# Best affordable tractor & plow set up?



## acecool2000 (Jun 10, 2014)

Hi:

I'm a newbie in the plowing business so please forgive me if I seem a bit green. I live in *Truckee, California*. During a normal winter, we can get up to *400 inches of snow *here (this winter was the exception). I've been approached by a good friend to start a commercial snow removal business here. The idea is to start with plowing just commercial accounts near the Truckee airport. Since we won't need to drive too far, I am considering the purchase of a tractor that will accept a rotary plow. My concern is that to move the amount of snow we may get, I think I may need a tractor that's at least 100 HP. Would like to know your thoughts on best tractor to look at and also best value for a snow blower to attach to said tractor. I looked at some Kubota tractors over the weekend but I'm not sure they have the horse power to move the amount of snow we get here. Obviously price is an issue so I'm looking for the most plow for the buck. Many of the other contractors out here use the *Holder *tractors with snow blower attached. They seem overpriced to me and I hear they're high maintenance. Thank you for your thoughts and comments.

Acecool2000:salute


----------



## Chineau (Aug 24, 2010)

What models of Kubota tractors did you look at, last I checked they make 100 plus horse power machines. You said you get up to 400 inches of snow, how often does that happen? From your comments you are starting out in the business do you have a business plan? What dealers are in your immediate area, what type of snow lowers do you have access to? What type of insurance.... Oh I'll stop, probably the best one is the one you have a support plan in place for so when days happen that snow falls 24 hours on end and something goes down you are back up and running a.s.a.p. Good luck.


----------



## Defcon 5 (Mar 20, 2014)

Chineau;1811156 said:


> What models of Kubota tractors did you look at, last I checked they make 100 plus horse power machines. You said you get up to 400 inches of snow, how often does that happen? From your comments you are starting out in the business do you have a business plan? What dealers are in your immediate area, what type of snow lowers do you have access to? What type of insurance.... Oh I'll stop, probably the best one is the one you have a support plan in place for so when days happen that snow falls 24 hours on end and something goes down you are back up and running a.s.a.p. Good luck.


They* average* over 200 inches of snow there....It is gods country....I was out there skiing at Lake Tahoe and it snowed 46 inches in 3 days...


----------



## acecool2000 (Jun 10, 2014)

§ Input records
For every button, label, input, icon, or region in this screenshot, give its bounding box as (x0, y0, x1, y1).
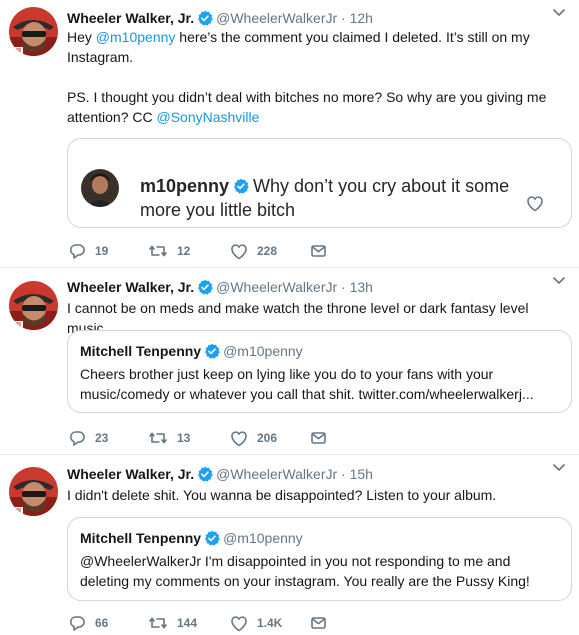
chevron-down-icon[interactable] (553, 274, 565, 286)
like-count: 1.4K (257, 616, 283, 630)
dm-button[interactable] (310, 241, 327, 261)
retweet-icon (149, 617, 167, 629)
like-button[interactable]: 1.4K (230, 613, 282, 633)
retweet-icon (149, 432, 167, 444)
reply-count: 19 (95, 244, 109, 258)
like-count: 206 (257, 431, 278, 445)
tweet-actions: 19 12 228 (68, 241, 338, 261)
tweet-header: Wheeler Walker, Jr. @WheelerWalkerJr · 13… (67, 278, 373, 299)
author-name[interactable]: Wheeler Walker, Jr. (67, 279, 194, 295)
reply-count: 23 (95, 431, 109, 445)
retweet-button[interactable]: 144 (148, 613, 197, 633)
avatar[interactable] (9, 7, 58, 56)
reply-icon (70, 244, 85, 259)
envelope-icon (311, 432, 326, 444)
reply-button[interactable]: 19 (68, 241, 108, 261)
verified-icon (204, 342, 221, 363)
verified-icon (197, 465, 214, 486)
reply-button[interactable]: 23 (68, 428, 108, 448)
avatar[interactable] (9, 281, 58, 330)
retweet-count: 13 (177, 431, 191, 445)
mention-link[interactable]: @m10penny (96, 29, 176, 45)
quoted-author-name: Mitchell Tenpenny (80, 530, 202, 546)
dm-button[interactable] (310, 428, 327, 448)
quoted-header: Mitchell Tenpenny @m10penny (80, 529, 303, 550)
tweet-header: Wheeler Walker, Jr. @WheelerWalkerJr · 15… (67, 465, 373, 486)
text-segment: Hey (67, 29, 96, 45)
separator: · (337, 466, 350, 482)
heart-icon (231, 244, 247, 260)
mention-link[interactable]: @SonyNashville (157, 109, 260, 125)
reply-button[interactable]: 66 (68, 613, 108, 633)
tweet-text: Hey @m10penny here’s the comment you cla… (67, 27, 567, 67)
verified-icon (197, 278, 214, 299)
chevron-down-icon[interactable] (553, 6, 565, 18)
tweet-text: I didn't delete shit. You wanna be disap… (67, 487, 497, 503)
timestamp[interactable]: 13h (350, 279, 373, 295)
dm-button[interactable] (310, 613, 327, 633)
retweet-count: 144 (177, 616, 198, 630)
heart-icon (231, 431, 247, 447)
chevron-down-icon[interactable] (553, 461, 565, 473)
verified-icon (233, 177, 250, 199)
reply-icon (70, 616, 85, 631)
separator: · (337, 279, 350, 295)
verified-icon (204, 529, 221, 550)
quoted-tweet[interactable]: Mitchell Tenpenny @m10penny Cheers brothe… (67, 330, 572, 413)
embed-username: m10penny (140, 176, 230, 196)
retweet-button[interactable]: 13 (148, 428, 190, 448)
quoted-text: Cheers brother just keep on lying like y… (80, 366, 534, 402)
quoted-tweet[interactable]: Mitchell Tenpenny @m10penny @WheelerWalke… (67, 517, 572, 601)
author-handle[interactable]: @WheelerWalkerJr (216, 466, 337, 482)
tweet-text-p2: PS. I thought you didn’t deal with bitch… (67, 87, 567, 127)
instagram-embed[interactable]: m10penny Why don’t you cry about it some … (67, 138, 572, 228)
retweet-icon (149, 245, 167, 257)
tweet-2[interactable]: Wheeler Walker, Jr. @WheelerWalkerJr · 13… (0, 268, 579, 455)
envelope-icon (311, 617, 326, 629)
retweet-button[interactable]: 12 (148, 241, 190, 261)
avatar[interactable] (9, 467, 58, 516)
quoted-header: Mitchell Tenpenny @m10penny (80, 342, 303, 363)
timestamp[interactable]: 15h (350, 466, 373, 482)
heart-icon (526, 194, 544, 217)
text-segment: PS. I thought you didn’t deal with bitch… (67, 89, 547, 125)
tweet-actions: 66 144 1.4K (68, 613, 338, 633)
quoted-author-name: Mitchell Tenpenny (80, 343, 202, 359)
author-name[interactable]: Wheeler Walker, Jr. (67, 10, 194, 26)
author-handle[interactable]: @WheelerWalkerJr (216, 279, 337, 295)
tweet-1[interactable]: Wheeler Walker, Jr. @WheelerWalkerJr · 12… (0, 0, 579, 268)
envelope-icon (311, 245, 326, 257)
tweet-3[interactable]: Wheeler Walker, Jr. @WheelerWalkerJr · 15… (0, 455, 579, 635)
quoted-text: @WheelerWalkerJr I'm disappointed in you… (80, 553, 530, 589)
tweet-actions: 23 13 206 (68, 428, 338, 448)
author-handle[interactable]: @WheelerWalkerJr (216, 10, 337, 26)
heart-icon (231, 616, 247, 632)
embed-comment: m10penny Why don’t you cry about it some … (140, 175, 520, 221)
retweet-count: 12 (177, 244, 191, 258)
quoted-author-handle: @m10penny (223, 530, 303, 546)
separator: · (337, 10, 350, 26)
quoted-author-handle: @m10penny (223, 343, 303, 359)
like-button[interactable]: 206 (230, 428, 277, 448)
reply-icon (70, 431, 85, 446)
reply-count: 66 (95, 616, 109, 630)
timestamp[interactable]: 12h (350, 10, 373, 26)
like-count: 228 (257, 244, 278, 258)
like-button[interactable]: 228 (230, 241, 277, 261)
author-name[interactable]: Wheeler Walker, Jr. (67, 466, 194, 482)
embed-avatar (81, 169, 119, 207)
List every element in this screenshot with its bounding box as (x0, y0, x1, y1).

§ Requests
(1) From the entries, reproduce verbatim every line starting at the one containing "chevron-down-icon[interactable] (553, 274, 565, 286)" and ending at the one containing "quoted-text: Cheers brother", both included.
(2) Write the next part of the forum thread on choosing an affordable tractor and snow plow setup, picking up right after its final line.

§ Task-by-task results
(1)
chevron-down-icon[interactable] (553, 274, 565, 286)
like-count: 1.4K (257, 616, 283, 630)
dm-button[interactable] (310, 241, 327, 261)
retweet-icon (149, 617, 167, 629)
like-button[interactable]: 1.4K (230, 613, 282, 633)
retweet-icon (149, 432, 167, 444)
reply-count: 19 (95, 244, 109, 258)
like-count: 206 (257, 431, 278, 445)
tweet-actions: 19 12 228 (68, 241, 338, 261)
tweet-header: Wheeler Walker, Jr. @WheelerWalkerJr · 13… (67, 278, 373, 299)
author-name[interactable]: Wheeler Walker, Jr. (67, 279, 194, 295)
reply-count: 23 (95, 431, 109, 445)
retweet-button[interactable]: 144 (148, 613, 197, 633)
avatar[interactable] (9, 7, 58, 56)
reply-icon (70, 244, 85, 259)
envelope-icon (311, 432, 326, 444)
reply-button[interactable]: 19 (68, 241, 108, 261)
verified-icon (204, 342, 221, 363)
verified-icon (197, 465, 214, 486)
reply-button[interactable]: 23 (68, 428, 108, 448)
avatar[interactable] (9, 281, 58, 330)
retweet-count: 13 (177, 431, 191, 445)
mention-link[interactable]: @m10penny (96, 29, 176, 45)
quoted-author-name: Mitchell Tenpenny (80, 530, 202, 546)
dm-button[interactable] (310, 428, 327, 448)
quoted-header: Mitchell Tenpenny @m10penny (80, 529, 303, 550)
tweet-header: Wheeler Walker, Jr. @WheelerWalkerJr · 15… (67, 465, 373, 486)
text-segment: Hey (67, 29, 96, 45)
separator: · (337, 466, 350, 482)
heart-icon (231, 244, 247, 260)
mention-link[interactable]: @SonyNashville (157, 109, 260, 125)
reply-button[interactable]: 66 (68, 613, 108, 633)
tweet-text: Hey @m10penny here’s the comment you cla… (67, 27, 567, 67)
verified-icon (197, 278, 214, 299)
chevron-down-icon[interactable] (553, 6, 565, 18)
tweet-text: I didn't delete shit. You wanna be disap… (67, 487, 497, 503)
timestamp[interactable]: 13h (350, 279, 373, 295)
dm-button[interactable] (310, 613, 327, 633)
retweet-count: 144 (177, 616, 198, 630)
heart-icon (231, 431, 247, 447)
chevron-down-icon[interactable] (553, 461, 565, 473)
verified-icon (233, 177, 250, 199)
reply-icon (70, 616, 85, 631)
separator: · (337, 279, 350, 295)
verified-icon (204, 529, 221, 550)
quoted-tweet[interactable]: Mitchell Tenpenny @m10penny Cheers brothe… (67, 330, 572, 413)
embed-username: m10penny (140, 176, 230, 196)
retweet-button[interactable]: 13 (148, 428, 190, 448)
quoted-text: Cheers brother just keep on lying like y… (80, 366, 534, 402)

(2)
You're right Defcon5. 400 inches would be the amount pf snpw that some of the ski areas receive on average and that would be at around 8,000 foot elevation. Where we will be doing the plowing is at around 6,000 elevation. By the way, the model number of the Kubota tractor I looked at is the *L5460HST*C. This tractor is rated at only *54.0 Net Eng. H.P* and *46.5 PTO HP*. I had the dealer include the snow blower attachment in the quote but I'm not sure if the Kubota snow blower will be up to the task.


----------



## Whiffyspark (Dec 23, 2009)

What kind of budget do you have?


----------



## acecool2000 (Jun 10, 2014)

My budget is about $60,000. That would put my payment on the equipment at about $1,000 a month.


----------



## Whiffyspark (Dec 23, 2009)

Do a user search for neige in here. He runs a full fleet of tractors and blowers. He has YouTube videos as well


----------



## Defcon 5 (Mar 20, 2014)

Seek out some local contractors in the Truckee/Lake Tahoe area and see what they are running......


----------



## Chineau (Aug 24, 2010)

Did you check out Neige's video, I have a question do you have a plan for the machine in the none snow months or will it sit having paid it's way over the winter?


----------



## Mark Oomkes (Dec 10, 2000)

I'm not an expert on blowers, but I would say that based on the amount and type of snow (wet, heavy) that you better up your budget. You're going to be sorely disappointed with your productivity with a 46 HP PTO.


----------



## RLM (Jan 12, 2006)

Your budget is good my pmt is just over $ 1000-1100 for a JD 5101 with a SHoule inverted blower, I think I put 4-5k down @ 60 months.


----------



## Neige (Jan 29, 2008)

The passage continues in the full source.